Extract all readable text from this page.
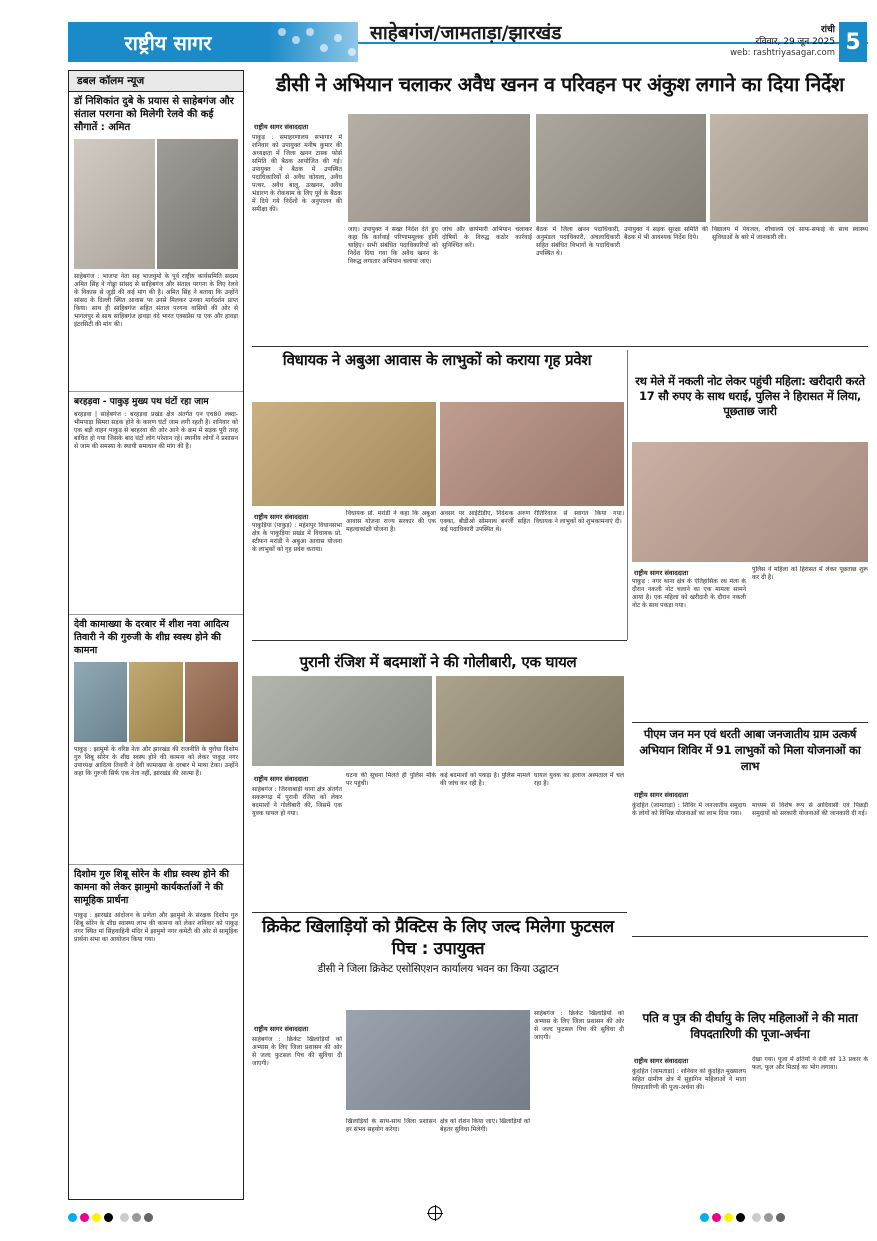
राष्ट्रीय सागर	साहेबगंज/जामताड़ा/झारखंड	रांची
रविवार, 29 जून 2025
web: rashtriyasagar.com 5
डबल कॉलम न्यूज
डॉ निशिकांत दुबे के प्रयास से साहेबगंज और संताल परगना को मिलेगी रेलवे की कई सौगातें : अमित
साहेबगंज : भाजपा नेता सह भाजयुमो के पूर्व राष्ट्रीय कार्यसमिति सदस्य अमित सिंह ने गोड्डा सांसद से साहिबगंज और संताल परगना के लिए रेलवे के विकास से जुड़ी की कई मांग की है। अमित सिंह ने बताया कि उन्होंने सांसद के दिल्ली स्थित आवास पर उनसे मिलकर उनका मार्गदर्शन प्राप्त किया। साथ ही साहिबगंज सहित संताल परगना वासियों की ओर से भागलपुर से साथ साहिबगंज हावड़ा वंदे भारत एक्सप्रेस या एक और हावड़ा इंटरसिटी की मांग की।
बरहड़वा - पाकुड़ मुख्य पथ घंटों रहा जाम
बरहड़वा | साहेबगंज : बरहड़वा प्रखंड क्षेत्र अंतर्गत एन एच80 लब्दा-भीमपाड़ा सिमरा सड़क होने के कारण घंटों जाम लगी रहती है। शनिवार को एक बड़ी वाहन पाकुड़ से बरहरवा की ओर आने के क्रम में सड़क पूरी तरह बाधित हो गया जिसके बाद घंटों लोग परेशान रहे। स्थानीय लोगों ने प्रशासन से जाम की समस्या के स्थायी समाधान की मांग की है।
देवी कामाख्या के दरबार में शीश नवा आदित्य तिवारी ने की गुरुजी के शीघ्र स्वस्थ होने की कामना
पाकुड़ : झामुमो के वरिष्ठ नेता और झारखंड की राजनीति के पुरोधा दिशोम गुरु शिबू सोरेन के शीघ्र स्वस्थ होने की कामना को लेकर पाकुड़ नगर उपाध्यक्ष आदित्य तिवारी ने देवी कामाख्या के दरबार में माथा टेका। उन्होंने कहा कि गुरुजी सिर्फ एक नेता नहीं, झारखंड की आत्मा हैं।
दिशोम गुरु शिबू सोरेन के शीघ्र स्वस्थ होने की कामना को लेकर झामुमो कार्यकर्ताओं ने की सामूहिक प्रार्थना
पाकुड़ : झारखंड आंदोलन के प्रणेता और झामुमो के संरक्षक दिशोम गुरु शिबू सोरेन के शीघ्र स्वास्थ्य लाभ की कामना को लेकर शनिवार को पाकुड़ नगर स्थित मां सिंहवाहिनी मंदिर में झामुमो नगर कमेटी की ओर से सामूहिक प्रार्थना सभा का आयोजन किया गया।
डीसी ने अभियान चलाकर अवैध खनन व परिवहन पर अंकुश लगाने का दिया निर्देश
राष्ट्रीय सागर संवाददाता
पाकुड़ : समाहरणालय सभागार में शनिवार को उपायुक्त मनीष कुमार की अध्यक्षता में जिला खनन टास्क फोर्स समिति की बैठक आयोजित की गई। उपायुक्त ने बैठक में उपस्थित पदाधिकारियों से अवैध कोयला, अवैध पत्थर, अवैध बालू, उत्खनन, अवैध भंडारण के रोकथाम के लिए पूर्व के बैठक में दिये गये निर्देशों के अनुपालन की समीक्षा की।
जाए। उपायुक्त ने सख्त निर्देश देते हुए कहा कि कार्रवाई परिणाममूलक होनी चाहिए। सभी संबंधित पदाधिकारियों को निर्देश दिया गया कि अवैध खनन के विरुद्ध लगातार अभियान चलाया जाए।
जांच और छापेमारी अभियान चलाकर दोषियों के विरुद्ध कठोर कार्रवाई सुनिश्चित करें।
बैठक में जिला खनन पदाधिकारी, अनुमंडल पदाधिकारी, अंचलाधिकारी सहित संबंधित विभागों के पदाधिकारी उपस्थित थे।
उपायुक्त ने सड़क सुरक्षा समिति की बैठक में भी आवश्यक निर्देश दिये।
विद्यालय में पेयजल, शौचालय एवं साफ-सफाई के साथ स्वास्थ्य सुविधाओं के बारे में जानकारी ली।
विधायक ने अबुआ आवास के लाभुकों को कराया गृह प्रवेश
राष्ट्रीय सागर संवाददाता
पाकुड़िया (पाकुड़) : महेशपुर विधानसभा क्षेत्र के पाकुड़िया प्रखंड में विधायक प्रो. स्टीफन मरांडी ने अबुआ आवास योजना के लाभुकों को गृह प्रवेश कराया।
विधायक प्रो. मरांडी ने कहा कि अबुआ आवास योजना राज्य सरकार की एक महत्वाकांक्षी योजना है।
अवसर पर आईटीडीए, निदेशक अरुण एक्का, बीडीओ सोमनाथ बनर्जी सहित कई पदाधिकारी उपस्थित थे।
रीतिरिवाज से स्वागत किया गया। विधायक ने लाभुकों को शुभकामनाएं दी।
रथ मेले में नकली नोट लेकर पहुंची महिला: खरीदारी करते 17 सौ रुपए के साथ धराई, पुलिस ने हिरासत में लिया, पूछताछ जारी
राष्ट्रीय सागर संवाददाता
पाकुड़ : नगर थाना क्षेत्र के ऐतिहासिक रथ मेला के दौरान नकली नोट चलाने का एक मामला सामने आया है। एक महिला को खरीदारी के दौरान नकली नोट के साथ पकड़ा गया।
पुलिस ने महिला को हिरासत में लेकर पूछताछ शुरू कर दी है।
पुरानी रंजिश में बदमाशों ने की गोलीबारी, एक घायल
राष्ट्रीय सागर संवाददाता
साहेबगंज : जिरवाबाड़ी थाना क्षेत्र अंतर्गत सकरूगढ़ में पुरानी रंजिश को लेकर बदमाशों ने गोलीबारी की, जिसमें एक युवक घायल हो गया।
घटना की सूचना मिलते ही पुलिस मौके पर पहुंची।
कई बदमाशों को पकड़ा है। पुलिस मामले की जांच कर रही है।
घायल युवक का इलाज अस्पताल में चल रहा है।
पीएम जन मन एवं धरती आबा जनजातीय ग्राम उत्कर्ष अभियान शिविर में 91 लाभुकों को मिला योजनाओं का लाभ
राष्ट्रीय सागर संवाददाता
कुंदहित (जामताड़ा) : शिविर में जनजातीय समुदाय के लोगों को विभिन्न योजनाओं का लाभ दिया गया।
माध्यम से विशेष रूप से आदिवासी एवं पिछड़ी समुदायों को सरकारी योजनाओं की जानकारी दी गई।
क्रिकेट खिलाड़ियों को प्रैक्टिस के लिए जल्द मिलेगा फुटसल पिच : उपायुक्त
डीसी ने जिला क्रिकेट एसोसिएशन कार्यालय भवन का किया उद्घाटन
राष्ट्रीय सागर संवाददाता
साहेबगंज : क्रिकेट खिलाड़ियों को अभ्यास के लिए जिला प्रशासन की ओर से जल्द फुटसल पिच की सुविधा दी जाएगी।
खिलाड़ियों के साथ-साथ जिला प्रशासन हर संभव सहयोग करेगा।
क्षेत्र को रोशन किया जाए। खिलाड़ियों को बेहतर सुविधा मिलेगी।
साहेबगंज : क्रिकेट खिलाड़ियों को अभ्यास के लिए जिला प्रशासन की ओर से जल्द फुटसल पिच की सुविधा दी जाएगी।
पति व पुत्र की दीर्घायु के लिए महिलाओं ने की माता विपदतारिणी की पूजा-अर्चना
राष्ट्रीय सागर संवाददाता
कुंदहित (जामताड़ा) : शनिवार को कुंदहित मुख्यालय सहित ग्रामीण क्षेत्र में सुहागिन महिलाओं ने माता विपदतारिणी की पूजा-अर्चना की।
देखा गया। पूजा में व्रतियों ने देवी को 13 प्रकार के फल, फूल और मिठाई का भोग लगाया।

§ Challenge: Output all of the records exactly as they appear above, but not the pictures.

§ Task response:
Extract all readable text from this page.
राष्ट्रीय सागर	साहेबगंज/जामताड़ा/झारखंड	रांची
रविवार, 29 जून 2025
web: rashtriyasagar.com 5
डबल कॉलम न्यूज
डॉ निशिकांत दुबे के प्रयास से साहेबगंज और संताल परगना को मिलेगी रेलवे की कई सौगातें : अमित
साहेबगंज : भाजपा नेता सह भाजयुमो के पूर्व राष्ट्रीय कार्यसमिति सदस्य अमित सिंह ने गोड्डा सांसद से साहिबगंज और संताल परगना के लिए रेलवे के विकास से जुड़ी की कई मांग की है। अमित सिंह ने बताया कि उन्होंने सांसद के दिल्ली स्थित आवास पर उनसे मिलकर उनका मार्गदर्शन प्राप्त किया। साथ ही साहिबगंज सहित संताल परगना वासियों की ओर से भागलपुर से साथ साहिबगंज हावड़ा वंदे भारत एक्सप्रेस या एक और हावड़ा इंटरसिटी की मांग की।
बरहड़वा - पाकुड़ मुख्य पथ घंटों रहा जाम
बरहड़वा | साहेबगंज : बरहड़वा प्रखंड क्षेत्र अंतर्गत एन एच80 लब्दा-भीमपाड़ा सिमरा सड़क होने के कारण घंटों जाम लगी रहती है। शनिवार को एक बड़ी वाहन पाकुड़ से बरहरवा की ओर आने के क्रम में सड़क पूरी तरह बाधित हो गया जिसके बाद घंटों लोग परेशान रहे। स्थानीय लोगों ने प्रशासन से जाम की समस्या के स्थायी समाधान की मांग की है।
देवी कामाख्या के दरबार में शीश नवा आदित्य तिवारी ने की गुरुजी के शीघ्र स्वस्थ होने की कामना
पाकुड़ : झामुमो के वरिष्ठ नेता और झारखंड की राजनीति के पुरोधा दिशोम गुरु शिबू सोरेन के शीघ्र स्वस्थ होने की कामना को लेकर पाकुड़ नगर उपाध्यक्ष आदित्य तिवारी ने देवी कामाख्या के दरबार में माथा टेका। उन्होंने कहा कि गुरुजी सिर्फ एक नेता नहीं, झारखंड की आत्मा हैं।
दिशोम गुरु शिबू सोरेन के शीघ्र स्वस्थ होने की कामना को लेकर झामुमो कार्यकर्ताओं ने की सामूहिक प्रार्थना
पाकुड़ : झारखंड आंदोलन के प्रणेता और झामुमो के संरक्षक दिशोम गुरु शिबू सोरेन के शीघ्र स्वास्थ्य लाभ की कामना को लेकर शनिवार को पाकुड़ नगर स्थित मां सिंहवाहिनी मंदिर में झामुमो नगर कमेटी की ओर से सामूहिक प्रार्थना सभा का आयोजन किया गया।
डीसी ने अभियान चलाकर अवैध खनन व परिवहन पर अंकुश लगाने का दिया निर्देश
राष्ट्रीय सागर संवाददाता
पाकुड़ : समाहरणालय सभागार में शनिवार को उपायुक्त मनीष कुमार की अध्यक्षता में जिला खनन टास्क फोर्स समिति की बैठक आयोजित की गई। उपायुक्त ने बैठक में उपस्थित पदाधिकारियों से अवैध कोयला, अवैध पत्थर, अवैध बालू, उत्खनन, अवैध भंडारण के रोकथाम के लिए पूर्व के बैठक में दिये गये निर्देशों के अनुपालन की समीक्षा की।
जाए। उपायुक्त ने सख्त निर्देश देते हुए कहा कि कार्रवाई परिणाममूलक होनी चाहिए। सभी संबंधित पदाधिकारियों को निर्देश दिया गया कि अवैध खनन के विरुद्ध लगातार अभियान चलाया जाए।
जांच और छापेमारी अभियान चलाकर दोषियों के विरुद्ध कठोर कार्रवाई सुनिश्चित करें।
बैठक में जिला खनन पदाधिकारी, अनुमंडल पदाधिकारी, अंचलाधिकारी सहित संबंधित विभागों के पदाधिकारी उपस्थित थे।
उपायुक्त ने सड़क सुरक्षा समिति की बैठक में भी आवश्यक निर्देश दिये।
विद्यालय में पेयजल, शौचालय एवं साफ-सफाई के साथ स्वास्थ्य सुविधाओं के बारे में जानकारी ली।
विधायक ने अबुआ आवास के लाभुकों को कराया गृह प्रवेश
राष्ट्रीय सागर संवाददाता
पाकुड़िया (पाकुड़) : महेशपुर विधानसभा क्षेत्र के पाकुड़िया प्रखंड में विधायक प्रो. स्टीफन मरांडी ने अबुआ आवास योजना के लाभुकों को गृह प्रवेश कराया।
विधायक प्रो. मरांडी ने कहा कि अबुआ आवास योजना राज्य सरकार की एक महत्वाकांक्षी योजना है।
अवसर पर आईटीडीए, निदेशक अरुण एक्का, बीडीओ सोमनाथ बनर्जी सहित कई पदाधिकारी उपस्थित थे।
रीतिरिवाज से स्वागत किया गया। विधायक ने लाभुकों को शुभकामनाएं दी।
रथ मेले में नकली नोट लेकर पहुंची महिला: खरीदारी करते 17 सौ रुपए के साथ धराई, पुलिस ने हिरासत में लिया, पूछताछ जारी
राष्ट्रीय सागर संवाददाता
पाकुड़ : नगर थाना क्षेत्र के ऐतिहासिक रथ मेला के दौरान नकली नोट चलाने का एक मामला सामने आया है। एक महिला को खरीदारी के दौरान नकली नोट के साथ पकड़ा गया।
पुलिस ने महिला को हिरासत में लेकर पूछताछ शुरू कर दी है।
पुरानी रंजिश में बदमाशों ने की गोलीबारी, एक घायल
राष्ट्रीय सागर संवाददाता
साहेबगंज : जिरवाबाड़ी थाना क्षेत्र अंतर्गत सकरूगढ़ में पुरानी रंजिश को लेकर बदमाशों ने गोलीबारी की, जिसमें एक युवक घायल हो गया।
घटना की सूचना मिलते ही पुलिस मौके पर पहुंची।
कई बदमाशों को पकड़ा है। पुलिस मामले की जांच कर रही है।
घायल युवक का इलाज अस्पताल में चल रहा है।
पीएम जन मन एवं धरती आबा जनजातीय ग्राम उत्कर्ष अभियान शिविर में 91 लाभुकों को मिला योजनाओं का लाभ
राष्ट्रीय सागर संवाददाता
कुंदहित (जामताड़ा) : शिविर में जनजातीय समुदाय के लोगों को विभिन्न योजनाओं का लाभ दिया गया।
माध्यम से विशेष रूप से आदिवासी एवं पिछड़ी समुदायों को सरकारी योजनाओं की जानकारी दी गई।
क्रिकेट खिलाड़ियों को प्रैक्टिस के लिए जल्द मिलेगा फुटसल पिच : उपायुक्त
डीसी ने जिला क्रिकेट एसोसिएशन कार्यालय भवन का किया उद्घाटन
राष्ट्रीय सागर संवाददाता
साहेबगंज : क्रिकेट खिलाड़ियों को अभ्यास के लिए जिला प्रशासन की ओर से जल्द फुटसल पिच की सुविधा दी जाएगी।
खिलाड़ियों के साथ-साथ जिला प्रशासन हर संभव सहयोग करेगा।
क्षेत्र को रोशन किया जाए। खिलाड़ियों को बेहतर सुविधा मिलेगी।
साहेबगंज : क्रिकेट खिलाड़ियों को अभ्यास के लिए जिला प्रशासन की ओर से जल्द फुटसल पिच की सुविधा दी जाएगी।
पति व पुत्र की दीर्घायु के लिए महिलाओं ने की माता विपदतारिणी की पूजा-अर्चना
राष्ट्रीय सागर संवाददाता
कुंदहित (जामताड़ा) : शनिवार को कुंदहित मुख्यालय सहित ग्रामीण क्षेत्र में सुहागिन महिलाओं ने माता विपदतारिणी की पूजा-अर्चना की।
देखा गया। पूजा में व्रतियों ने देवी को 13 प्रकार के फल, फूल और मिठाई का भोग लगाया।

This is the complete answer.